• [Request]:
Search the material and gather each line with "sngi" in it.

[Stored dataset items]
§ §
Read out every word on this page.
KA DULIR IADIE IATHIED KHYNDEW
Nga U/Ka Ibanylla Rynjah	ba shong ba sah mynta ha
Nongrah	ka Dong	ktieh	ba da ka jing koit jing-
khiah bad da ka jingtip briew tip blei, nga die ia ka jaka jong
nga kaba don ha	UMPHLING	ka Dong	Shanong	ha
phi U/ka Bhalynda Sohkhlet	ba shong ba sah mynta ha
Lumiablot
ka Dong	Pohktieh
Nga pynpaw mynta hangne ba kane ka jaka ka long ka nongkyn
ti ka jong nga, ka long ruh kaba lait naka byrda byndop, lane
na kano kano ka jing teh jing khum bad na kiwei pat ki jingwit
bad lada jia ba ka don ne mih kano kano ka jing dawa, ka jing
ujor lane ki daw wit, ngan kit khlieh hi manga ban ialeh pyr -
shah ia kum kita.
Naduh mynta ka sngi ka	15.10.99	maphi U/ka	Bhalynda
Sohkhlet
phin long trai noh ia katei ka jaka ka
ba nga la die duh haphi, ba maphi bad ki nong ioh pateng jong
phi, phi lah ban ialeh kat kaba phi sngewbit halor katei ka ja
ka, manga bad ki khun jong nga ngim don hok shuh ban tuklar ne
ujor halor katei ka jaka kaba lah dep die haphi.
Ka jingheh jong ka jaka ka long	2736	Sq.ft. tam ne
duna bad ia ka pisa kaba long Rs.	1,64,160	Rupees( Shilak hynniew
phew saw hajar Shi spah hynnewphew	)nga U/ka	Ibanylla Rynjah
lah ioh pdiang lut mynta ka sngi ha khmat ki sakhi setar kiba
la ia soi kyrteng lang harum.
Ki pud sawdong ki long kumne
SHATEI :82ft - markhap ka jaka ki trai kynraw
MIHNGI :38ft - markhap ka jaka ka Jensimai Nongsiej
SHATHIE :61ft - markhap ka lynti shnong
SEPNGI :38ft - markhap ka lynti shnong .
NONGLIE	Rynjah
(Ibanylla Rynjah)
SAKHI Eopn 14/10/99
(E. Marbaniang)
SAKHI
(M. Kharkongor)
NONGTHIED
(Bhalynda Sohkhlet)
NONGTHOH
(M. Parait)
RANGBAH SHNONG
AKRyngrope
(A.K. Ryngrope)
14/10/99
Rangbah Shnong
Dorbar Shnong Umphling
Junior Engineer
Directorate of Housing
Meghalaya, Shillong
§ §
• [Task output]:
Naduh mynta ka sngi ka	15.10.99	maphi U/ka	Bhalynda
lah ioh pdiang lut mynta ka sngi ha khmat ki sakhi setar kiba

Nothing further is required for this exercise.